* _Problem requirements_
Return each line holding the string "value".

* _Excerpted records_
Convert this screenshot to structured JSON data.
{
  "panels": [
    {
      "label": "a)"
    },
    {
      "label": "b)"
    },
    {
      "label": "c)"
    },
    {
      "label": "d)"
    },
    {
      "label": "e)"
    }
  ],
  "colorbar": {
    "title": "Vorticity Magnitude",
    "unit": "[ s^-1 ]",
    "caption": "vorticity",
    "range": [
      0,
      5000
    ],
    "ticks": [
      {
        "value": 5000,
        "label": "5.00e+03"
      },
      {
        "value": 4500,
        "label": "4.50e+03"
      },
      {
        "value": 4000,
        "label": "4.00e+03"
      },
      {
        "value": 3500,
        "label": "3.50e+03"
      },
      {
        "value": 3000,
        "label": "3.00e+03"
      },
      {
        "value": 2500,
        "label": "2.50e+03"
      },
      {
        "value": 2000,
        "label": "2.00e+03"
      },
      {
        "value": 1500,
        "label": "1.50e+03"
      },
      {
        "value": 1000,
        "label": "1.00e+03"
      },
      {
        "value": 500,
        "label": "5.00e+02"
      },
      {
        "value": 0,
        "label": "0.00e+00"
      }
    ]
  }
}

* _Output of the exercise_
        "value": 5000,
        "value": 4500,
        "value": 4000,
        "value": 3500,
        "value": 3000,
        "value": 2500,
        "value": 2000,
        "value": 1500,
        "value": 1000,
        "value": 500,
        "value": 0,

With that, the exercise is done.